EXTRACTED RECORDS

□ □ □ □ □ □ □

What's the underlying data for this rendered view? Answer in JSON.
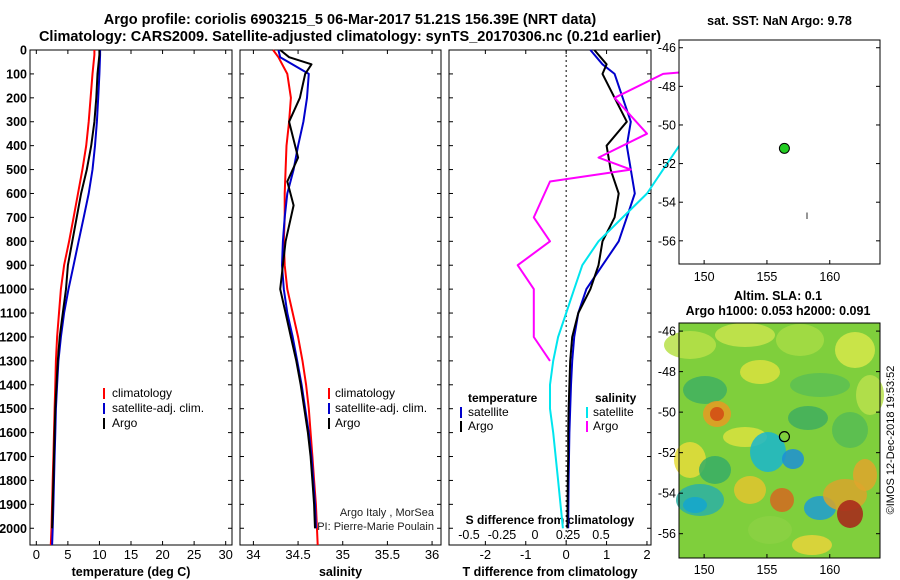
{
  "title": {
    "line1": "Argo profile: coriolis 6903215_5 06-Mar-2017 51.21S 156.39E (NRT data)",
    "line2": "Climatology: CARS2009. Satellite-adjusted climatology: synTS_20170306.nc (0.21d earlier)"
  },
  "colors": {
    "climatology": "#ff0000",
    "satellite": "#0000cc",
    "argo": "#000000",
    "sal_satellite": "#00e5ee",
    "sal_argo": "#ff00ff",
    "dot": "#22cc22"
  },
  "chart_data": [
    {
      "id": "temperature",
      "type": "line",
      "xlabel": "temperature (deg C)",
      "xlim": [
        -1,
        31
      ],
      "xticks": [
        0,
        5,
        10,
        15,
        20,
        25,
        30
      ],
      "ylim": [
        0,
        2070
      ],
      "yticks": [
        0,
        100,
        200,
        300,
        400,
        500,
        600,
        700,
        800,
        900,
        1000,
        1100,
        1200,
        1300,
        1400,
        1500,
        1600,
        1700,
        1800,
        1900,
        2000
      ],
      "legend": [
        "climatology",
        "satellite-adj. clim.",
        "Argo"
      ],
      "series": [
        {
          "name": "climatology",
          "color": "#ff0000",
          "x": [
            9.2,
            9.2,
            8.9,
            8.6,
            8.3,
            7.9,
            7.3,
            6.6,
            5.9,
            5.2,
            4.4,
            3.9,
            3.6,
            3.3,
            3.1,
            3.0,
            2.9,
            2.8,
            2.7,
            2.6,
            2.5,
            2.4,
            2.3
          ],
          "y": [
            0,
            20,
            100,
            200,
            300,
            400,
            500,
            600,
            700,
            800,
            900,
            1000,
            1100,
            1200,
            1300,
            1400,
            1500,
            1600,
            1700,
            1800,
            1900,
            2000,
            2070
          ]
        },
        {
          "name": "satellite-adj. clim.",
          "color": "#0000cc",
          "x": [
            10.1,
            10.1,
            10.0,
            9.8,
            9.6,
            9.3,
            8.9,
            8.3,
            7.5,
            6.7,
            5.9,
            5.1,
            4.4,
            3.9,
            3.5,
            3.3,
            3.1,
            3.0,
            2.9,
            2.8,
            2.7,
            2.6,
            2.5
          ],
          "y": [
            0,
            20,
            100,
            200,
            300,
            400,
            500,
            600,
            700,
            800,
            900,
            1000,
            1100,
            1200,
            1300,
            1400,
            1500,
            1600,
            1700,
            1800,
            1900,
            2000,
            2070
          ]
        },
        {
          "name": "Argo",
          "color": "#000000",
          "x": [
            10.0,
            10.0,
            9.7,
            9.5,
            9.2,
            8.7,
            8.0,
            7.1,
            6.4,
            5.7,
            5.0,
            4.7,
            4.2,
            3.7,
            3.4,
            3.2,
            3.0,
            2.9,
            2.8,
            2.7,
            2.6,
            2.5
          ],
          "y": [
            0,
            20,
            100,
            200,
            300,
            400,
            500,
            600,
            700,
            800,
            900,
            1000,
            1100,
            1200,
            1300,
            1400,
            1500,
            1600,
            1700,
            1800,
            1900,
            2000
          ]
        }
      ]
    },
    {
      "id": "salinity",
      "type": "line",
      "xlabel": "salinity",
      "xlim": [
        33.85,
        36.1
      ],
      "xticks": [
        34,
        34.5,
        35,
        35.5,
        36
      ],
      "ylim": [
        0,
        2070
      ],
      "legend": [
        "climatology",
        "satellite-adj. clim.",
        "Argo"
      ],
      "annotations": [
        "Argo Italy , MorSea",
        "PI: Pierre-Marie Poulain"
      ],
      "series": [
        {
          "name": "climatology",
          "color": "#ff0000",
          "x": [
            34.22,
            34.28,
            34.38,
            34.42,
            34.4,
            34.37,
            34.36,
            34.35,
            34.35,
            34.34,
            34.35,
            34.38,
            34.44,
            34.5,
            34.55,
            34.59,
            34.62,
            34.64,
            34.66,
            34.68,
            34.7,
            34.72
          ],
          "y": [
            0,
            30,
            100,
            200,
            300,
            400,
            500,
            600,
            700,
            800,
            900,
            1000,
            1100,
            1200,
            1300,
            1400,
            1500,
            1600,
            1700,
            1800,
            1900,
            2070
          ]
        },
        {
          "name": "satellite-adj. clim.",
          "color": "#0000cc",
          "x": [
            34.28,
            34.3,
            34.62,
            34.6,
            34.56,
            34.5,
            34.45,
            34.38,
            34.35,
            34.33,
            34.32,
            34.34,
            34.38,
            34.44,
            34.49,
            34.54,
            34.58,
            34.62,
            34.65,
            34.67,
            34.69,
            34.7
          ],
          "y": [
            0,
            30,
            100,
            200,
            300,
            400,
            500,
            600,
            700,
            800,
            900,
            1000,
            1100,
            1200,
            1300,
            1400,
            1500,
            1600,
            1700,
            1800,
            1900,
            2000
          ]
        },
        {
          "name": "Argo",
          "color": "#000000",
          "x": [
            34.3,
            34.4,
            34.65,
            34.58,
            34.52,
            34.4,
            34.5,
            34.38,
            34.45,
            34.36,
            34.33,
            34.3,
            34.36,
            34.42,
            34.48,
            34.53,
            34.57,
            34.61,
            34.64,
            34.66,
            34.68,
            34.69
          ],
          "y": [
            0,
            30,
            60,
            100,
            200,
            300,
            450,
            550,
            650,
            800,
            900,
            1000,
            1100,
            1200,
            1300,
            1400,
            1500,
            1600,
            1700,
            1800,
            1900,
            2000
          ]
        }
      ]
    },
    {
      "id": "difference",
      "type": "line",
      "xlabel": "T difference from climatology",
      "xlabel2": "S difference from climatology",
      "xlim": [
        -2.9,
        2.1
      ],
      "xticks": [
        -2,
        -1,
        0,
        1,
        2
      ],
      "xticks2_labels": [
        "-0.5",
        "-0.25",
        "0",
        "0.25",
        "0.5"
      ],
      "ylim": [
        0,
        2070
      ],
      "legend_temperature_title": "temperature",
      "legend_salinity_title": "salinity",
      "legend": [
        "satellite",
        "Argo"
      ],
      "series": [
        {
          "name": "satellite",
          "group": "temperature",
          "color": "#0000cc",
          "x": [
            0.6,
            0.9,
            1.2,
            1.4,
            1.6,
            1.5,
            1.6,
            1.7,
            1.5,
            1.3,
            0.9,
            0.5,
            0.3,
            0.2,
            0.15,
            0.12,
            0.1,
            0.08,
            0.07,
            0.06,
            0.05
          ],
          "y": [
            0,
            60,
            100,
            200,
            300,
            400,
            500,
            600,
            700,
            800,
            900,
            1000,
            1100,
            1200,
            1300,
            1400,
            1500,
            1600,
            1700,
            1800,
            2000
          ]
        },
        {
          "name": "Argo",
          "group": "temperature",
          "color": "#000000",
          "x": [
            0.7,
            1.0,
            0.9,
            1.2,
            1.5,
            1.0,
            1.1,
            1.3,
            1.2,
            0.9,
            0.8,
            0.6,
            0.3,
            0.15,
            0.1,
            0.08,
            0.06,
            0.05,
            0.05,
            0.04,
            0.03
          ],
          "y": [
            0,
            60,
            100,
            200,
            300,
            400,
            500,
            600,
            700,
            800,
            900,
            1000,
            1100,
            1200,
            1300,
            1400,
            1500,
            1600,
            1700,
            1800,
            2000
          ]
        },
        {
          "name": "satellite",
          "group": "salinity",
          "color": "#00e5ee",
          "x": [
            0.8,
            0.9,
            0.9,
            0.85,
            0.8,
            0.7,
            0.6,
            0.5,
            0.35,
            0.2,
            0.1,
            0.05,
            0.0,
            -0.05,
            -0.08,
            -0.1,
            -0.1,
            -0.08,
            -0.05,
            -0.02
          ],
          "y": [
            0,
            60,
            100,
            200,
            300,
            400,
            500,
            600,
            700,
            800,
            900,
            1000,
            1100,
            1200,
            1300,
            1400,
            1500,
            1600,
            1800,
            2000
          ]
        },
        {
          "name": "Argo",
          "group": "salinity",
          "color": "#ff00ff",
          "x": [
            0.9,
            1.3,
            0.6,
            0.3,
            0.5,
            0.2,
            0.4,
            -0.1,
            -0.2,
            -0.1,
            -0.3,
            -0.2,
            -0.2,
            -0.2,
            -0.1
          ],
          "y": [
            0,
            60,
            100,
            200,
            350,
            450,
            500,
            550,
            700,
            800,
            900,
            1000,
            1100,
            1200,
            1300
          ]
        }
      ]
    },
    {
      "id": "sst-map",
      "type": "scatter",
      "title": "sat. SST: NaN Argo: 9.78",
      "xlim": [
        148,
        164
      ],
      "xticks": [
        150,
        155,
        160
      ],
      "ylim": [
        -57.2,
        -45.6
      ],
      "yticks": [
        -46,
        -48,
        -50,
        -52,
        -54,
        -56
      ],
      "points": [
        {
          "x": 156.39,
          "y": -51.21
        }
      ],
      "annotation": "I"
    },
    {
      "id": "sla-map",
      "type": "heatmap",
      "title": "Altim. SLA: 0.1",
      "title2": "Argo h1000: 0.053 h2000: 0.091",
      "xlim": [
        148,
        164
      ],
      "xticks": [
        150,
        155,
        160
      ],
      "ylim": [
        -57.2,
        -45.6
      ],
      "yticks": [
        -46,
        -48,
        -50,
        -52,
        -54,
        -56
      ],
      "points": [
        {
          "x": 156.39,
          "y": -51.21
        }
      ],
      "credit": "©IMOS 12-Dec-2018 19:53:52"
    }
  ]
}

□ □ □ □ □ □ □

WRITTEN REQUEST
Which lines contain "temperature"? Copy each of them out.

REPLY
      "id": "temperature",
      "xlabel": "temperature (deg C)",
      "legend_temperature_title": "temperature",
          "group": "temperature",
          "group": "temperature",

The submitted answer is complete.